Aim of the task> Search the records for the word "integrated" and report each line that has it.

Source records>
══════
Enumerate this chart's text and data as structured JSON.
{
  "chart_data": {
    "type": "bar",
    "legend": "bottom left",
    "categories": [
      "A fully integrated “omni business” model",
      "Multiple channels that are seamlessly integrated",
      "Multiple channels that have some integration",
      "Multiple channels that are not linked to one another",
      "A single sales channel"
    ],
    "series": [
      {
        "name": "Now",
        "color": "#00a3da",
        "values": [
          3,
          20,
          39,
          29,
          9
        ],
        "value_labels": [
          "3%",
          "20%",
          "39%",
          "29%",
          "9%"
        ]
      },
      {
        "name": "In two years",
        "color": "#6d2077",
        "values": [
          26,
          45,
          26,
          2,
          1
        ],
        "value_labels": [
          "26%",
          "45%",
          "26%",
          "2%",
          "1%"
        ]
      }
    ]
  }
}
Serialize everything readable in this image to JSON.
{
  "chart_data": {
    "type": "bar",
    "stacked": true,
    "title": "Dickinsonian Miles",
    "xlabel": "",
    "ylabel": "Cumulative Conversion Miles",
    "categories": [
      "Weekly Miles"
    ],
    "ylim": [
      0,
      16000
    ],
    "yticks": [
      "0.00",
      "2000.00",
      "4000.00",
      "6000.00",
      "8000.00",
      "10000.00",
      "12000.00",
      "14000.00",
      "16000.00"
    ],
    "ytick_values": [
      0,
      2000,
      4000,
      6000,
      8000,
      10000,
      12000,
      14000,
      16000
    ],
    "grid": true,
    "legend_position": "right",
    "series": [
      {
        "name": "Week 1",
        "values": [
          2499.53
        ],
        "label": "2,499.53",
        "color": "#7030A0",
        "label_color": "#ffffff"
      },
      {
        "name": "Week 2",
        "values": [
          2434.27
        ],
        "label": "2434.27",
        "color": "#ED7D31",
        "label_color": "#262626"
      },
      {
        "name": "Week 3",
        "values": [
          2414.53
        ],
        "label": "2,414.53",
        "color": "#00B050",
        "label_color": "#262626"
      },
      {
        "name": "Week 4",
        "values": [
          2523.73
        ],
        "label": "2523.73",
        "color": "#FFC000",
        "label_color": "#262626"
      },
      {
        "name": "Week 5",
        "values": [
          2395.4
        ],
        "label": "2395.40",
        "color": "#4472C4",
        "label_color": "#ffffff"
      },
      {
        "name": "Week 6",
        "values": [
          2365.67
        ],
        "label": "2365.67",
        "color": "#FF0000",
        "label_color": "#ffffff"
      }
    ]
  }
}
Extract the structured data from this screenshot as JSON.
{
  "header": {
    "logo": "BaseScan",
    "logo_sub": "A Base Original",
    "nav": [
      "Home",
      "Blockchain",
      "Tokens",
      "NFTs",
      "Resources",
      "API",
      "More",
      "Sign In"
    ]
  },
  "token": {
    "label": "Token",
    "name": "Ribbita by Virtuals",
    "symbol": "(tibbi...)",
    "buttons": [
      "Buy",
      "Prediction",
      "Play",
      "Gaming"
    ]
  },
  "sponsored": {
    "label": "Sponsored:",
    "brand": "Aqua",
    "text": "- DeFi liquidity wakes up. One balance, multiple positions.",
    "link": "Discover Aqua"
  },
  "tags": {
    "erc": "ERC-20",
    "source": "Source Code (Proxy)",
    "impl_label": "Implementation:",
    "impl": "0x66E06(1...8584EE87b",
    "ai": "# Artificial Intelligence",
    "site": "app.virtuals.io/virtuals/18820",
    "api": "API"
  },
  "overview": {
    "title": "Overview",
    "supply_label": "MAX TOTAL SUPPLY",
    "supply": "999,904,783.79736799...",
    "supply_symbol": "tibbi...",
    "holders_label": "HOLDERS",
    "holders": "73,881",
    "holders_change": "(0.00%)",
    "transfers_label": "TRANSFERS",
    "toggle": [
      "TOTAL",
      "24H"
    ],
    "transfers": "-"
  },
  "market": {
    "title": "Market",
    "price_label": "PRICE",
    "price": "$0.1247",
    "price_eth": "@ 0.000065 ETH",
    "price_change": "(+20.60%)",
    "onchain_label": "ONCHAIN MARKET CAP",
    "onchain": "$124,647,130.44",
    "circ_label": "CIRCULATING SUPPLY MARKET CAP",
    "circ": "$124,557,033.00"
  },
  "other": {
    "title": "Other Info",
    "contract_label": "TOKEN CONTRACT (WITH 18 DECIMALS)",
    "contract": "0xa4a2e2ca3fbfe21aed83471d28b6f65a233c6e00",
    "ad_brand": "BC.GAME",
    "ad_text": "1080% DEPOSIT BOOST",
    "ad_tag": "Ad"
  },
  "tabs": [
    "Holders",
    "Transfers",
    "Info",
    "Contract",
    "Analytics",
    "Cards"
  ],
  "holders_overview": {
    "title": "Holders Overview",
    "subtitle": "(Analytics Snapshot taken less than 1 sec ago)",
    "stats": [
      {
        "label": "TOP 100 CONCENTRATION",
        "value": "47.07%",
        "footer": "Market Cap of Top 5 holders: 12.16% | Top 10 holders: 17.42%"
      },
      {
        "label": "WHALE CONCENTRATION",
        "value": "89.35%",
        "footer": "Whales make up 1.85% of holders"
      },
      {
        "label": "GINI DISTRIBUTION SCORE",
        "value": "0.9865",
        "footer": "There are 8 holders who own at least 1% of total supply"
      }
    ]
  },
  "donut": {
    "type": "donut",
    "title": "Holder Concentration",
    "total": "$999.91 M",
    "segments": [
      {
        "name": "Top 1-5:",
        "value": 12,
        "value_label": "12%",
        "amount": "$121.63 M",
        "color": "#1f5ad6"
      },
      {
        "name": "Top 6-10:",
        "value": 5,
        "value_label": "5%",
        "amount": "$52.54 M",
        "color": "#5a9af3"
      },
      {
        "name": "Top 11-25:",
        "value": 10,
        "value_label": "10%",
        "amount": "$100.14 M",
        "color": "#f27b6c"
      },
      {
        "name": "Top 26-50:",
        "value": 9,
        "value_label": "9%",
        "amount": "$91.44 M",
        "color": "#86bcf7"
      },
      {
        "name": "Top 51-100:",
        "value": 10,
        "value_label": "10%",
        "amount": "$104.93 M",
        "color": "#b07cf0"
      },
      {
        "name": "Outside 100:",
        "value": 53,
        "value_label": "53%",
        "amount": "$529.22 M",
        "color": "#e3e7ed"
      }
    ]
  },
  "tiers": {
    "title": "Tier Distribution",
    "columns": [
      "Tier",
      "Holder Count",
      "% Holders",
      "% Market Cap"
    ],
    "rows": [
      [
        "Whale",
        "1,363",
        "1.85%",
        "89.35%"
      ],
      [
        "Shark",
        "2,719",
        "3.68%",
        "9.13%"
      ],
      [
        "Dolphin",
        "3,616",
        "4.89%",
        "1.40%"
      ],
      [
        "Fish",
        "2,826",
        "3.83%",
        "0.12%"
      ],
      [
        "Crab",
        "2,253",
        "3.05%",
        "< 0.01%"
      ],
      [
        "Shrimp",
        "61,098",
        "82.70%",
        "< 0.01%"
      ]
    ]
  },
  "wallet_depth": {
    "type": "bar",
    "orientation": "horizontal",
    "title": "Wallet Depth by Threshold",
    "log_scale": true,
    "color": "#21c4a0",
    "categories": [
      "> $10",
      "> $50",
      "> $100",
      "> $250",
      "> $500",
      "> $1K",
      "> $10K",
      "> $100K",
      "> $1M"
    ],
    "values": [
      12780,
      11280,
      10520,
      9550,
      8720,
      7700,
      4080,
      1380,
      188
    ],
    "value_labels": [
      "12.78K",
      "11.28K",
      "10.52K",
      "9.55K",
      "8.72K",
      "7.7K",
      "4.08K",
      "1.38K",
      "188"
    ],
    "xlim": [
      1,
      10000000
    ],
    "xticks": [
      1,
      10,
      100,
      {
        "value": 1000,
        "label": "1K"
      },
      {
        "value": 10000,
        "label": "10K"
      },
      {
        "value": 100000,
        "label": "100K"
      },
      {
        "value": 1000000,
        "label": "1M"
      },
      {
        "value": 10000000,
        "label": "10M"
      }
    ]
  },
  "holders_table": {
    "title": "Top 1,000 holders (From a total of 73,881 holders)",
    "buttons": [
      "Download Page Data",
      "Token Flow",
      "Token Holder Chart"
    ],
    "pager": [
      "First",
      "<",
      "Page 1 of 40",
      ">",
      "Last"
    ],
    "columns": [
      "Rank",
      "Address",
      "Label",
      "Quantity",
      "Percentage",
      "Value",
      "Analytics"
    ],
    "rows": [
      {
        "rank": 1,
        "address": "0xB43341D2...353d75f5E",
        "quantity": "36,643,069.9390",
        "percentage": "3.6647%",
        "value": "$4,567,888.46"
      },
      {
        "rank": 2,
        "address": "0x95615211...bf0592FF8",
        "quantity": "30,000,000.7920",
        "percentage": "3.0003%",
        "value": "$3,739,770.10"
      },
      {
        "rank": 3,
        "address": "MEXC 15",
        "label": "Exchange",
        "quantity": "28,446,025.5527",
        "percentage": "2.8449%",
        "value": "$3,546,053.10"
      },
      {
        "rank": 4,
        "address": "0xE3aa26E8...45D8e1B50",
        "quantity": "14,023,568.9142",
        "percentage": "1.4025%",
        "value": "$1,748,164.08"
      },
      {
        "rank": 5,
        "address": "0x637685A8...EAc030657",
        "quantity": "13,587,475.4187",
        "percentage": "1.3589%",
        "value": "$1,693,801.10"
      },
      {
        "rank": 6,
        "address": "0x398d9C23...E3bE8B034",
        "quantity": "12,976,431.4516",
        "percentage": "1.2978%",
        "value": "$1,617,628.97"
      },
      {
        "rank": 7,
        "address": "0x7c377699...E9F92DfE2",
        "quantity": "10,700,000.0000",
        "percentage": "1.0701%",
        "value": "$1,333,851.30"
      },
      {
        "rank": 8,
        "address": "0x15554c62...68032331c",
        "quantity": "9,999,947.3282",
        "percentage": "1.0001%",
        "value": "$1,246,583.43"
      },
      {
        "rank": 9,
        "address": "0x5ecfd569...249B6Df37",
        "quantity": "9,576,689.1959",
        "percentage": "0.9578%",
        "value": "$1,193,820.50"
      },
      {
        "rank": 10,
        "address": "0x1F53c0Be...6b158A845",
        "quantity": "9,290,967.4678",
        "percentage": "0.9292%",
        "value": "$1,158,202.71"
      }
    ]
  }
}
══════
Exercise result>
      "A fully integrated “omni business” model",
      "Multiple channels that are seamlessly integrated",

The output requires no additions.